— Begin —
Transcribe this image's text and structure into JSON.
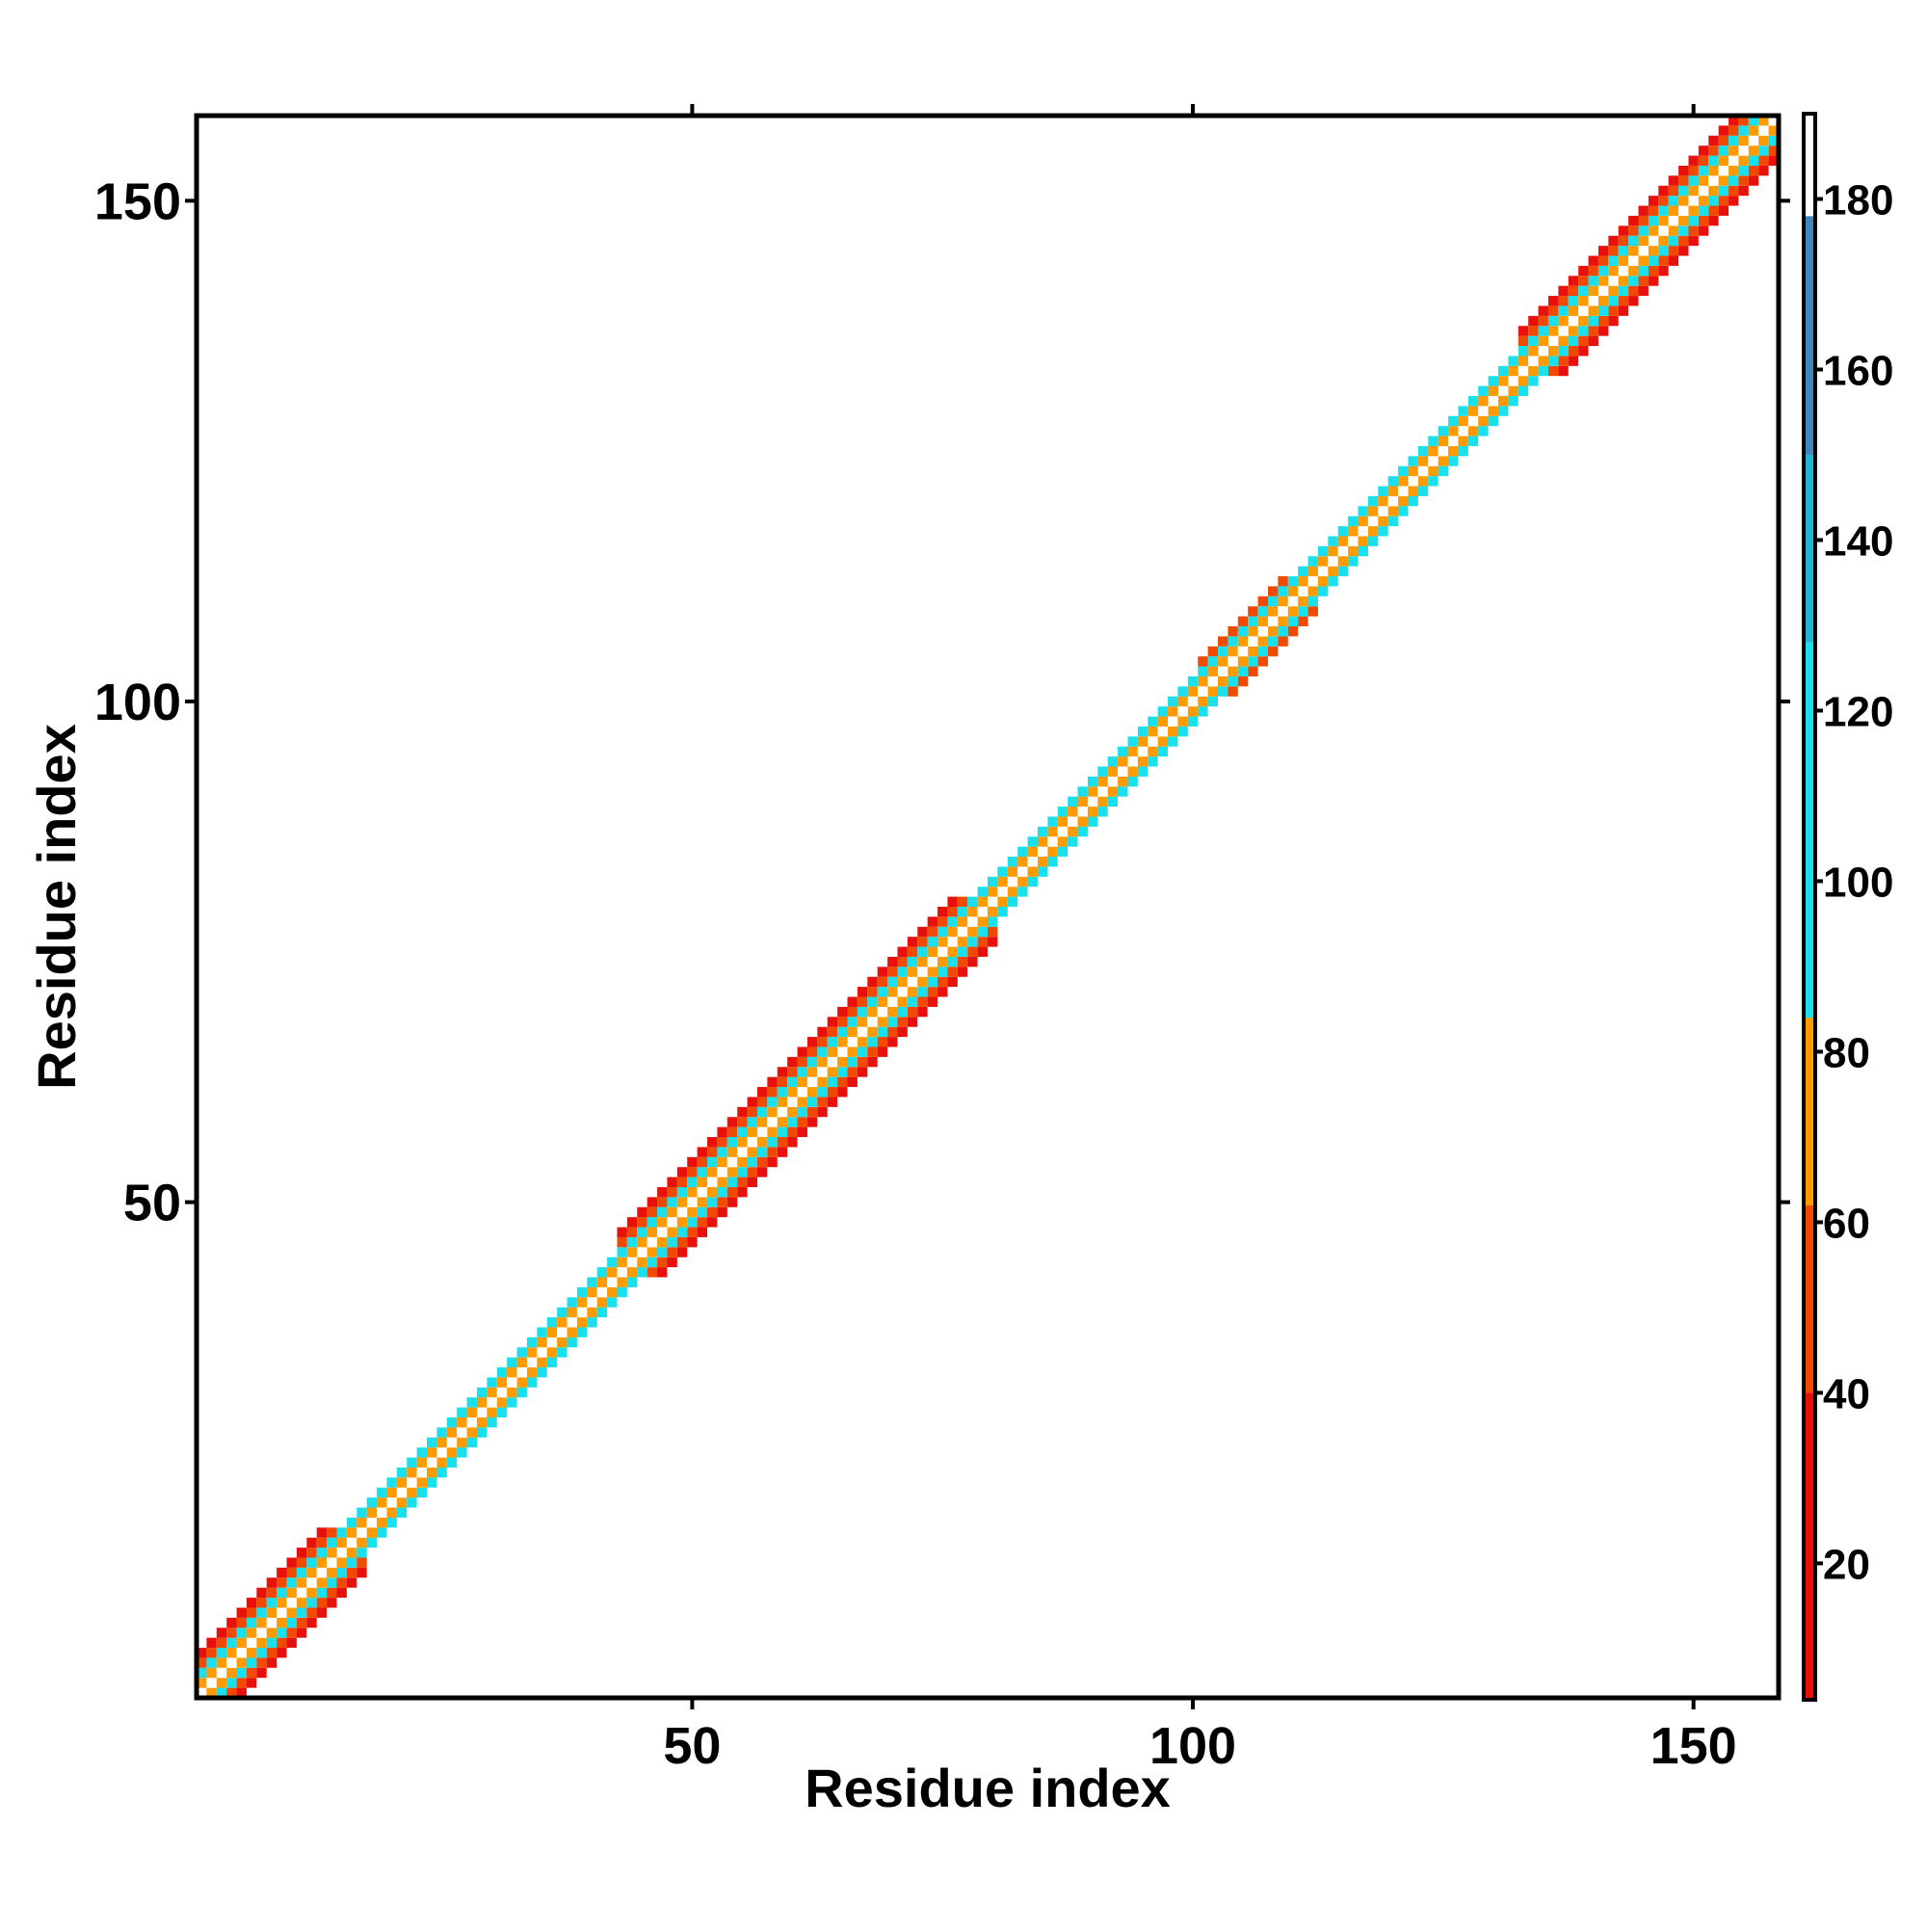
{
  "chart_data": {
    "type": "heatmap",
    "title": "",
    "xlabel": "Residue index",
    "ylabel": "Residue index",
    "xlim": [
      0.5,
      158.5
    ],
    "ylim": [
      0.5,
      158.5
    ],
    "x_ticks": [
      50,
      100,
      150
    ],
    "x_tick_labels": [
      "50",
      "100",
      "150"
    ],
    "y_ticks": [
      50,
      100,
      150
    ],
    "y_tick_labels": [
      "50",
      "100",
      "150"
    ],
    "colorbar": {
      "range": [
        4,
        190
      ],
      "ticks": [
        20,
        40,
        60,
        80,
        100,
        120,
        140,
        160,
        180
      ],
      "tick_labels": [
        "20",
        "40",
        "60",
        "80",
        "100",
        "120",
        "140",
        "160",
        "180"
      ],
      "segments": [
        {
          "from": 4,
          "to": 40,
          "color": "#e8100c"
        },
        {
          "from": 40,
          "to": 62,
          "color": "#f04a00"
        },
        {
          "from": 62,
          "to": 84,
          "color": "#ff9a00"
        },
        {
          "from": 84,
          "to": 128,
          "color": "#1ae0ee"
        },
        {
          "from": 128,
          "to": 150,
          "color": "#22b5d6"
        },
        {
          "from": 150,
          "to": 178,
          "color": "#3f86bd"
        },
        {
          "from": 178,
          "to": 190,
          "color": "#ffffff"
        }
      ]
    },
    "diagonal_band": {
      "n_residues": 158,
      "description_segments": [
        {
          "from": 1,
          "to": 17,
          "half_width": 4
        },
        {
          "from": 17,
          "to": 42,
          "half_width": 2
        },
        {
          "from": 42,
          "to": 80,
          "half_width": 4
        },
        {
          "from": 80,
          "to": 100,
          "half_width": 2
        },
        {
          "from": 100,
          "to": 112,
          "half_width": 3
        },
        {
          "from": 112,
          "to": 132,
          "half_width": 2
        },
        {
          "from": 132,
          "to": 158,
          "half_width": 4
        }
      ],
      "colors": {
        "diagonal": "#ffffff",
        "offset_1": "#ff9a00",
        "offset_2": "#1ae0ee",
        "offset_3": "#f04a00",
        "offset_4": "#e8100c"
      }
    }
  }
}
— End —
■ Required task
Repeat the listing verbatim. Skip the pictures.

■ Solution below
Transcribe this image's text and structure into JSON.
{
  "chart_data": {
    "type": "heatmap",
    "title": "",
    "xlabel": "Residue index",
    "ylabel": "Residue index",
    "xlim": [
      0.5,
      158.5
    ],
    "ylim": [
      0.5,
      158.5
    ],
    "x_ticks": [
      50,
      100,
      150
    ],
    "x_tick_labels": [
      "50",
      "100",
      "150"
    ],
    "y_ticks": [
      50,
      100,
      150
    ],
    "y_tick_labels": [
      "50",
      "100",
      "150"
    ],
    "colorbar": {
      "range": [
        4,
        190
      ],
      "ticks": [
        20,
        40,
        60,
        80,
        100,
        120,
        140,
        160,
        180
      ],
      "tick_labels": [
        "20",
        "40",
        "60",
        "80",
        "100",
        "120",
        "140",
        "160",
        "180"
      ],
      "segments": [
        {
          "from": 4,
          "to": 40,
          "color": "#e8100c"
        },
        {
          "from": 40,
          "to": 62,
          "color": "#f04a00"
        },
        {
          "from": 62,
          "to": 84,
          "color": "#ff9a00"
        },
        {
          "from": 84,
          "to": 128,
          "color": "#1ae0ee"
        },
        {
          "from": 128,
          "to": 150,
          "color": "#22b5d6"
        },
        {
          "from": 150,
          "to": 178,
          "color": "#3f86bd"
        },
        {
          "from": 178,
          "to": 190,
          "color": "#ffffff"
        }
      ]
    },
    "diagonal_band": {
      "n_residues": 158,
      "description_segments": [
        {
          "from": 1,
          "to": 17,
          "half_width": 4
        },
        {
          "from": 17,
          "to": 42,
          "half_width": 2
        },
        {
          "from": 42,
          "to": 80,
          "half_width": 4
        },
        {
          "from": 80,
          "to": 100,
          "half_width": 2
        },
        {
          "from": 100,
          "to": 112,
          "half_width": 3
        },
        {
          "from": 112,
          "to": 132,
          "half_width": 2
        },
        {
          "from": 132,
          "to": 158,
          "half_width": 4
        }
      ],
      "colors": {
        "diagonal": "#ffffff",
        "offset_1": "#ff9a00",
        "offset_2": "#1ae0ee",
        "offset_3": "#f04a00",
        "offset_4": "#e8100c"
      }
    }
  }
}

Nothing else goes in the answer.